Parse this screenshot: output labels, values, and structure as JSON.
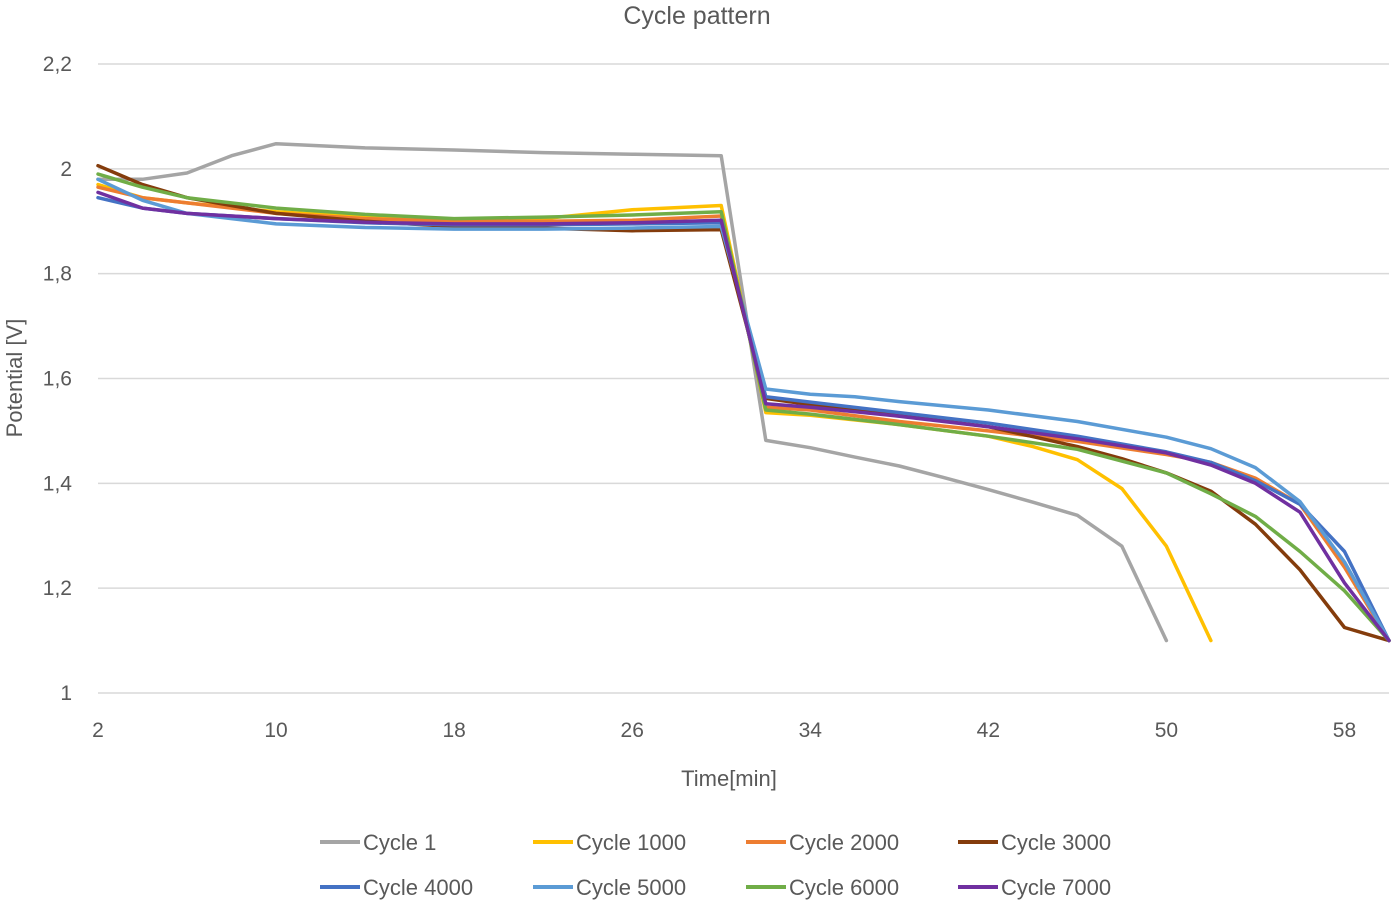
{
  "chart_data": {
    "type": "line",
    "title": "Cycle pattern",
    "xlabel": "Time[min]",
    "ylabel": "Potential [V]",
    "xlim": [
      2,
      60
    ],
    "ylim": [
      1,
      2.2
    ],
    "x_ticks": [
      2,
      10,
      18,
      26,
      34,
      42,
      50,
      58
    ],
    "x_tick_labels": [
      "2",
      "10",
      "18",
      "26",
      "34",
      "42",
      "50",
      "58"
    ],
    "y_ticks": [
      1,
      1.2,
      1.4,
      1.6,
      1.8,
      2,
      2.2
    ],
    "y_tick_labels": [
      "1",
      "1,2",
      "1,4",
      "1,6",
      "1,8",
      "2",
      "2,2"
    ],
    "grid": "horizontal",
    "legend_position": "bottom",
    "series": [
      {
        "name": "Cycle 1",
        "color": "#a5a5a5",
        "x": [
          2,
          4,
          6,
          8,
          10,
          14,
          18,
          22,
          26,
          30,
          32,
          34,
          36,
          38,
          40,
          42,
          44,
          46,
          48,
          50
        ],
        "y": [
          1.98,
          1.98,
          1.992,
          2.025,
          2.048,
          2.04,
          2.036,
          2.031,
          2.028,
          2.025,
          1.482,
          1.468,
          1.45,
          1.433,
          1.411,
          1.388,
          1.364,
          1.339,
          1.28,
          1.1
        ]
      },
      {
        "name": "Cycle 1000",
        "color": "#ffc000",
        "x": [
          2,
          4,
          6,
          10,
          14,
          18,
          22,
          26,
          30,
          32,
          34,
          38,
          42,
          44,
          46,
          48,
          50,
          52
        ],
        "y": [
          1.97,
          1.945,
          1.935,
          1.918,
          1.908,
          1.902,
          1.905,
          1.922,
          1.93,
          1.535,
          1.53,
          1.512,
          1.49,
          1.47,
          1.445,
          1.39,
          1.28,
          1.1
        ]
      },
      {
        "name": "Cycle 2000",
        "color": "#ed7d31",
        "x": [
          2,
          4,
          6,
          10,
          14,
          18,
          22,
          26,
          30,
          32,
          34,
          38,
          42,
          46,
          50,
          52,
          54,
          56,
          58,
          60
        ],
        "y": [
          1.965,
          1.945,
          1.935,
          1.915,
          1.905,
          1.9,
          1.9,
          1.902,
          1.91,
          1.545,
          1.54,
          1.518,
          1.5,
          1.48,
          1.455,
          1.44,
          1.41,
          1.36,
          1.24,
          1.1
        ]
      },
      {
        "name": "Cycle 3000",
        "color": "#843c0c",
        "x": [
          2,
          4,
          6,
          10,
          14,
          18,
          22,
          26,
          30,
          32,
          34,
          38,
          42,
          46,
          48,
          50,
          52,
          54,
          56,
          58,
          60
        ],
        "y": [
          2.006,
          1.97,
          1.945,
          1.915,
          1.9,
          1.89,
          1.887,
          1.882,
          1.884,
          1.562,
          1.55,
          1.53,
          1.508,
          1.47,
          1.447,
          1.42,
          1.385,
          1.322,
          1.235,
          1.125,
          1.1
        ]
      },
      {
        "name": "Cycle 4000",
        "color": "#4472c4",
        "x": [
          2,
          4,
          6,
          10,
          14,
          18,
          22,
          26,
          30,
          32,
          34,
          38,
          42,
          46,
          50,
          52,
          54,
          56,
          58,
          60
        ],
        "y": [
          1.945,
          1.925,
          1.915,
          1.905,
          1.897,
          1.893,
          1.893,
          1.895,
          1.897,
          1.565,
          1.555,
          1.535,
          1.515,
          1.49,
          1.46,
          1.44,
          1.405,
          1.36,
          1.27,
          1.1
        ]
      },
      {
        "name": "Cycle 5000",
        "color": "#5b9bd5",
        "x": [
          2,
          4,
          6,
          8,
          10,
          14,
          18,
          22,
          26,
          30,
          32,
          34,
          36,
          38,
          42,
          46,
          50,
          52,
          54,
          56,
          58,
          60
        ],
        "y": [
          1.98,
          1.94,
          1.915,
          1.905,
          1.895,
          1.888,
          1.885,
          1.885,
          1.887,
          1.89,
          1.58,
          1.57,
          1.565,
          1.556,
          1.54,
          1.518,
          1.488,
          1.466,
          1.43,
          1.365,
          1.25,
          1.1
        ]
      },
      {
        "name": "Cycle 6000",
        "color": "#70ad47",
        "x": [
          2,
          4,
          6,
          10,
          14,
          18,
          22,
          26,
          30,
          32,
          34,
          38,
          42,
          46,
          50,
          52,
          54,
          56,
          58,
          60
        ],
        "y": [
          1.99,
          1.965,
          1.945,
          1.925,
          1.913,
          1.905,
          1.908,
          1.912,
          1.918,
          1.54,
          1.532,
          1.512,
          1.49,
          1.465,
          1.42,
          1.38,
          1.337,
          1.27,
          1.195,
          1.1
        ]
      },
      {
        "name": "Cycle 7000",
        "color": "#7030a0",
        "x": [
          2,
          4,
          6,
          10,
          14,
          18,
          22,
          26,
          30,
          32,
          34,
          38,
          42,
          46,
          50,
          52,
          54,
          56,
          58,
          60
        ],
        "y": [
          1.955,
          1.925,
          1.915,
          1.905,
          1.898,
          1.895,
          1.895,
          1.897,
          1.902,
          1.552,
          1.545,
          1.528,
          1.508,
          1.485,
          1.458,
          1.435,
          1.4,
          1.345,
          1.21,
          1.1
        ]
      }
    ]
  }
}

## TASK DIRECTIONS
Check every line for "color" and show the ones that have it.

## EXPECTED OUTPUT
        "color": "#a5a5a5",
        "color": "#ffc000",
        "color": "#ed7d31",
        "color": "#843c0c",
        "color": "#4472c4",
        "color": "#5b9bd5",
        "color": "#70ad47",
        "color": "#7030a0",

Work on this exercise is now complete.